Data items:
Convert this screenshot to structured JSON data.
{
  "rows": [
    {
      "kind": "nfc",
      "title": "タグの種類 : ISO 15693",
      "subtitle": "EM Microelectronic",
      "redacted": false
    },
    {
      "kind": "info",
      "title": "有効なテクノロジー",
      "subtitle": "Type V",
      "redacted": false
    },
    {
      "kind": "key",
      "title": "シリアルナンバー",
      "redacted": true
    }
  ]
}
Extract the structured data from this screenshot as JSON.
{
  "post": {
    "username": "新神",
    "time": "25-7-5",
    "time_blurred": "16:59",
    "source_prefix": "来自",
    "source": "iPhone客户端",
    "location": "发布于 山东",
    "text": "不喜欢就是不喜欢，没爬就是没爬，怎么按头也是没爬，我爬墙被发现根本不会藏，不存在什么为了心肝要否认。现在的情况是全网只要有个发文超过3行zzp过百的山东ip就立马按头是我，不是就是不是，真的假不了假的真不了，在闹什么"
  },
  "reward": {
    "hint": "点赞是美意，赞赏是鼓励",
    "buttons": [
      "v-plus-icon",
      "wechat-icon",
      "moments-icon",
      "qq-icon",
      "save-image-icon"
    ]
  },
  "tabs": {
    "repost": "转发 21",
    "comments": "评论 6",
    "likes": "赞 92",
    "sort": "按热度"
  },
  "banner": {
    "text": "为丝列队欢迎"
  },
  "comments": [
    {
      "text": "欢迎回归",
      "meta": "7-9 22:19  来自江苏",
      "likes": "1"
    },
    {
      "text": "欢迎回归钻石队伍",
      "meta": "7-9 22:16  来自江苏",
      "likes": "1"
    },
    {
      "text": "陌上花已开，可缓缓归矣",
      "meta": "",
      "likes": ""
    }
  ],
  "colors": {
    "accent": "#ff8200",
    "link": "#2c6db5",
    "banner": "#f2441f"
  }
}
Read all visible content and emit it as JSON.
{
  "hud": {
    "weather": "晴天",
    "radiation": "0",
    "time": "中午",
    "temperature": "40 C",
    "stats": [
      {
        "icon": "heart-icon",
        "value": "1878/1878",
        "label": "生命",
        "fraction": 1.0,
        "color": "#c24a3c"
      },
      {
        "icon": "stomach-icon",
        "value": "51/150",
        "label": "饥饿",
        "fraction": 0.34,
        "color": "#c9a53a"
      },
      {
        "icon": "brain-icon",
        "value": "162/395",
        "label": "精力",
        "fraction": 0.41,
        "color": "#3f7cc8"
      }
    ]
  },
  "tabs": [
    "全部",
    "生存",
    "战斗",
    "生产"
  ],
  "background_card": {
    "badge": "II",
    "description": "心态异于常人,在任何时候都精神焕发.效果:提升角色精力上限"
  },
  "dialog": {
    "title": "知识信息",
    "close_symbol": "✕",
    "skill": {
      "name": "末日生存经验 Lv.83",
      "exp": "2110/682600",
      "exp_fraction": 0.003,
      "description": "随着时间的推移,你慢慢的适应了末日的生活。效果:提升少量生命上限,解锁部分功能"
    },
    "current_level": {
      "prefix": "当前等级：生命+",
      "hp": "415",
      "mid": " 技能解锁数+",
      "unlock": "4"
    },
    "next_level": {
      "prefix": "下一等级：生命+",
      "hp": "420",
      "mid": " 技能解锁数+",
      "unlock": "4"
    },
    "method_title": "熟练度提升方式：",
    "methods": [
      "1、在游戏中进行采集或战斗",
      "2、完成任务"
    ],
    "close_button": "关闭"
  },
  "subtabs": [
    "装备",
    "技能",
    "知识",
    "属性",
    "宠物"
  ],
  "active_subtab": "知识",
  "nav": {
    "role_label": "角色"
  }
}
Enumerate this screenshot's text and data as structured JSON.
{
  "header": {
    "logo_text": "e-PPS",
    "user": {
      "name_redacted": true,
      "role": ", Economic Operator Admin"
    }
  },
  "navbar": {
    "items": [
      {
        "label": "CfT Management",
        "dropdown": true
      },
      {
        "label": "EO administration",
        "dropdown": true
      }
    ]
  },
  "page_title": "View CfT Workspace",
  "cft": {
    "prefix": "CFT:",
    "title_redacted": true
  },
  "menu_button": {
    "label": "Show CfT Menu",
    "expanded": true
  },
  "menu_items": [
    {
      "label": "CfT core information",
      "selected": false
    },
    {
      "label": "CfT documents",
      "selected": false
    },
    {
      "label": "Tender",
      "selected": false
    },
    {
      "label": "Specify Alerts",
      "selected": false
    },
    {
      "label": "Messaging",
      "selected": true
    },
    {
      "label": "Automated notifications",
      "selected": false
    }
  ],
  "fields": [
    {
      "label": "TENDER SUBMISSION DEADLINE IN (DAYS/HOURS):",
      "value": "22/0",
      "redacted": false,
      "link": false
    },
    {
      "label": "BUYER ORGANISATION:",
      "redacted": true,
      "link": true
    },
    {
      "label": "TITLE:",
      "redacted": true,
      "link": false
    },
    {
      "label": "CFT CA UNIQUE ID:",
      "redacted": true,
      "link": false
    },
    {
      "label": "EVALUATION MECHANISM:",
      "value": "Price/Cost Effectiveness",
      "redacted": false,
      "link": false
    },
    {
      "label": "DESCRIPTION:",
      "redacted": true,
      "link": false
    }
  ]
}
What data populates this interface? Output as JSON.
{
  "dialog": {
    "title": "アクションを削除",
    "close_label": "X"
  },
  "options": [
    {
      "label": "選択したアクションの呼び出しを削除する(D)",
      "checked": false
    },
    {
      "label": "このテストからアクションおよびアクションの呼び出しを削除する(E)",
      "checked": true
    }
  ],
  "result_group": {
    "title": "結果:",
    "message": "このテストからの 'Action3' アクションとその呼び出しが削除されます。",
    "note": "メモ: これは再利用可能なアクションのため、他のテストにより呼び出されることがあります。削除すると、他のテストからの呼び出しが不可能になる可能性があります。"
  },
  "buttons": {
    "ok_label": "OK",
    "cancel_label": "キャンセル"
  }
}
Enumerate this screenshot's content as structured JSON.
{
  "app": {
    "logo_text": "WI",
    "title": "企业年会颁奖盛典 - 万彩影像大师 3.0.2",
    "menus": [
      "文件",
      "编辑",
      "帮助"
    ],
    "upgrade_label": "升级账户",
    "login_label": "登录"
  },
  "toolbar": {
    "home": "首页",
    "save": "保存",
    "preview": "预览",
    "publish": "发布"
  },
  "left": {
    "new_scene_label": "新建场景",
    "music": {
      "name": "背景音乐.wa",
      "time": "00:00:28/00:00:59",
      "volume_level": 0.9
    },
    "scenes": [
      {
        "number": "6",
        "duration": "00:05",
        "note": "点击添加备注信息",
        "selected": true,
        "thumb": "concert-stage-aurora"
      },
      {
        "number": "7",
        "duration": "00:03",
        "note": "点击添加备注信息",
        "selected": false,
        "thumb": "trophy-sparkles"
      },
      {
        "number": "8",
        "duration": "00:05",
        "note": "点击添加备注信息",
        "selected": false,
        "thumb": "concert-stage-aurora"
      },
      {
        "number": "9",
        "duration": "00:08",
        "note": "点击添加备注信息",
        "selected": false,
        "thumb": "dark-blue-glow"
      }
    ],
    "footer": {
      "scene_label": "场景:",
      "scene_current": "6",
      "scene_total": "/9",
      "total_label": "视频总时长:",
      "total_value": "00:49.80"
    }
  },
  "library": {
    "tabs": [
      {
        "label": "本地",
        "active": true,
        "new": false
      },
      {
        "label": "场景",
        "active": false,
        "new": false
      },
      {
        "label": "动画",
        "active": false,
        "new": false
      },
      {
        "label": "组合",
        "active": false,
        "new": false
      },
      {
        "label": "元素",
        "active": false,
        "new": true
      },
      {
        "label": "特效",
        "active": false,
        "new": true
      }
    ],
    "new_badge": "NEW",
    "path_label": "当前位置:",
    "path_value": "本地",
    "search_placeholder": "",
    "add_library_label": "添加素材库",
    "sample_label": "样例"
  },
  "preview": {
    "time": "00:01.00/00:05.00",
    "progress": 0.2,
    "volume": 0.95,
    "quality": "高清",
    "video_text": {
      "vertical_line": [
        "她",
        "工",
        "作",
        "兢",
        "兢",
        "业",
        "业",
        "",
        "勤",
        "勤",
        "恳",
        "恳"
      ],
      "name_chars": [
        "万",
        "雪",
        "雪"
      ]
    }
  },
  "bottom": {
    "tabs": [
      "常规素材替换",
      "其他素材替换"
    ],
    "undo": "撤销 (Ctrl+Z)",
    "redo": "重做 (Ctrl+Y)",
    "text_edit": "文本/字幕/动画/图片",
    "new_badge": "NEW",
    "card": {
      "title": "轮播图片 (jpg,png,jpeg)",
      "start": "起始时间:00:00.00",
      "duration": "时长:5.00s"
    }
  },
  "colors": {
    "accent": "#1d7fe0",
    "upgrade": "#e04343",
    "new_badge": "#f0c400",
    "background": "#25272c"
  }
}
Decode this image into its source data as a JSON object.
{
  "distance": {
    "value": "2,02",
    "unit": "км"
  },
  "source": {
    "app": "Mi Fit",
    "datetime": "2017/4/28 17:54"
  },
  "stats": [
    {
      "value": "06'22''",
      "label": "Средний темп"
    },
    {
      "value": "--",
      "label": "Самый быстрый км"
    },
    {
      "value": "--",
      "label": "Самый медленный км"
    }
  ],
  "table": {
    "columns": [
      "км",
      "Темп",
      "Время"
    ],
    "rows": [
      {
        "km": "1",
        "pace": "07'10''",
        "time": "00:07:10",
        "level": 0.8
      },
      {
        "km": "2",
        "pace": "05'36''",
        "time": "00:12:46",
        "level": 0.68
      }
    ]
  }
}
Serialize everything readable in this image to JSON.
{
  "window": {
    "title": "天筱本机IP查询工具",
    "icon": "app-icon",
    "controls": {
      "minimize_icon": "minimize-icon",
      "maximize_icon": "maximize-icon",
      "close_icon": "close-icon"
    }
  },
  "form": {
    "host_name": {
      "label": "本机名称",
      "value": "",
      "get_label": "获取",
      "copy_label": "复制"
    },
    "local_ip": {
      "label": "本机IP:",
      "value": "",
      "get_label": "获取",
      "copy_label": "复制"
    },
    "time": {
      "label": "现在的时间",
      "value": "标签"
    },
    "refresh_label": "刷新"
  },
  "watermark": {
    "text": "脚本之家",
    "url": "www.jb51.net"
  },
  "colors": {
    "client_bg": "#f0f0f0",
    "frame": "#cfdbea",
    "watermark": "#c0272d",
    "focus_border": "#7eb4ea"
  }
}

Exercise:
Examine the records and pull out every line where the string "structured" occurs.

Response:
Convert this screenshot to structured JSON data.
Extract the structured data from this screenshot as JSON.
Enumerate this screenshot's text and data as structured JSON.
Enumerate this screenshot's content as structured JSON.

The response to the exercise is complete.